=== Document extract ===

Decide number of clients basing on average request size of client #15369

radek-kondziolka · 2022-12-12T11:18:56Z

Description

Let's define the class of queries that are run on skewed data and as a result on some downstream stage there is one (or few nodes) that gather data from empty or nearly empty nodes at upstream stage - i.e. at some upstream stage most nodes are empty (serving no data) or nearly empty (serving little data). We observed that such queries are executed very poorly on Trino.
This PR addresses that issue.

The query listed below is a representant of that class:

SELECT
    count(*),
    cc.cc_name,
    cc.cc_class,
    cc.cc_manager,
    cc.cc_mkt_desc,
    cc.cc_market_manager,
    cc.cc_division_name
FROM catalog_sales cs
    RIGHT JOIN call_center cc ON cc.cc_call_center_sk =  cs.cs_call_center_sk
    RIGHT JOIN store s ON cc.cc_closed_date_sk = s.s_closed_date_sk
GROUP BY 2, 3, 4, 5, 6, 7
ORDER BY 1, 2, 3, 4, 5, 6, 7
LIMIT 100;

Before the change it takes 11,5 minutes to finish that query on 32 nodes r6g.4xlarge cluster. After the change it takes 4 minutes to finish on same cluster.
No regresion in serial and throughput benchmarks.

===

## Jobs
A. Reproduce the portion of the Trino pull request description starting at "radek-kondziolka · 2022-12-12T11:18:56Z" and ending at "poorly on Trino.", with no changes.
B. Write what comes next in the Trino pull request description, picking up after its final sentence.

=== Information given ===

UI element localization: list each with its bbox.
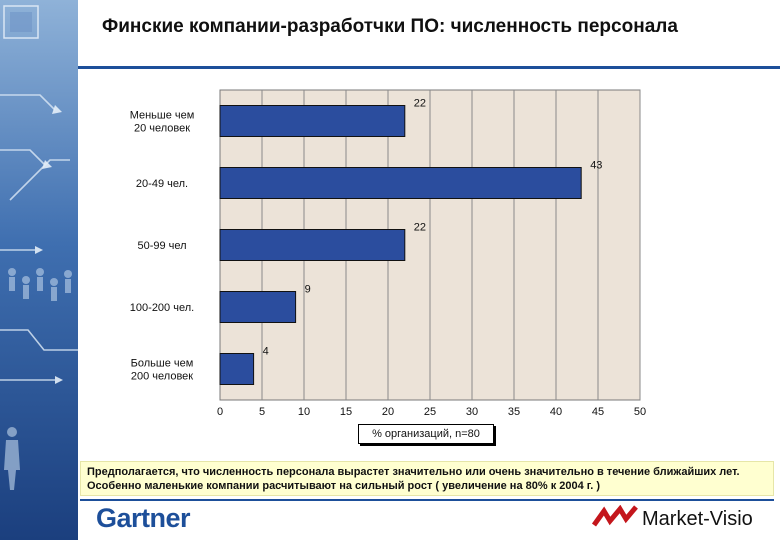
bar-chart: Меньше чем 20 человек 20-49 чел. 50-99 чел 1… — [130, 89, 646, 415]
category-label: Меньше чем 20 человек — [130, 110, 195, 135]
x-tick-label: 45 — [592, 406, 604, 415]
category-label: 20-49 чел. — [136, 178, 188, 190]
x-tick-label: 35 — [508, 406, 520, 415]
bar — [219, 167, 582, 199]
x-tick-label: 50 — [634, 406, 646, 415]
x-tick-label: 5 — [259, 406, 265, 415]
page-title: Финские компании-разработчки ПО: численн… — [102, 16, 678, 37]
x-tick-labels: 0 5 10 15 20 25 30 35 40 45 50 — [217, 406, 646, 415]
category-label: Больше чем 200 человек — [131, 358, 194, 383]
x-tick-label: 20 — [382, 406, 394, 415]
market-visio-logo-text: Market-Visio — [642, 508, 753, 530]
decorative-sidebar — [0, 0, 78, 540]
value-label: 22 — [414, 221, 426, 233]
value-label: 43 — [590, 159, 602, 171]
market-visio-icon — [592, 505, 638, 527]
value-labels: 22 43 22 9 4 — [263, 97, 603, 357]
category-labels: Меньше чем 20 человек 20-49 чел. 50-99 чел 1… — [130, 110, 195, 383]
x-tick-label: 25 — [424, 406, 436, 415]
value-label: 9 — [305, 283, 311, 295]
title-rule — [78, 66, 780, 69]
bar — [219, 291, 297, 323]
x-tick-label: 10 — [298, 406, 310, 415]
gartner-logo: Gartner — [96, 503, 191, 533]
bars — [219, 105, 582, 385]
bar — [219, 105, 406, 137]
x-tick-label: 40 — [550, 406, 562, 415]
x-tick-label: 0 — [217, 406, 223, 415]
value-label: 22 — [414, 97, 426, 109]
x-tick-label: 30 — [466, 406, 478, 415]
x-tick-label: 15 — [340, 406, 352, 415]
x-axis-title: % организаций, n=80 — [358, 424, 494, 444]
value-label: 4 — [263, 345, 269, 357]
category-label: 100-200 чел. — [130, 302, 194, 314]
bar — [219, 353, 255, 385]
bar — [219, 229, 406, 261]
footer-rule — [80, 499, 774, 501]
category-label: 50-99 чел — [137, 240, 186, 252]
note-box: Предполагается, что численность персонал… — [80, 461, 774, 496]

===

## Expected answers
A.
radek-kondziolka · 2022-12-12T11:18:56Z

Description

Let's define the class of queries that are run on skewed data and as a result on some downstream stage there is one (or few nodes) that gather data from empty or nearly empty nodes at upstream stage - i.e. at some upstream stage most nodes are empty (serving no data) or nearly empty (serving little data). We observed that such queries are executed very poorly on Trino.

B.
Release notes

( *) This is not user-visible or docs only and no release notes are required.
( ) Release notes are required, please propose a release note for me.
( ) Release notes are required, with the following suggested text:

sopel39 · 2022-12-12T21:42:34Z

core/trino-main/src/main/java/io/trino/operator/DirectExchangeClient.java

+                .filter(client -> !queuedClients.contains(client) && !completedClients.contains(client))
+                .mapToLong(HttpPageBufferClient::getAverageRequestSizeInBytes)
+                .sum();
+        long bytesToBeRequested = 0;


projectedBytesToBeRequested

ok, let it be

sopel39 · 2022-12-12T21:45:39Z

core/trino-main/src/main/java/io/trino/operator/DirectExchangeClient.java

@@ -106,7 +108,9 @@ public DirectExchangeClient(
            ScheduledExecutorService scheduledExecutor,
            LocalMemoryContext memoryContext,
            Executor pageBufferClientCallbackExecutor,
-            TaskFailureListener taskFailureListener)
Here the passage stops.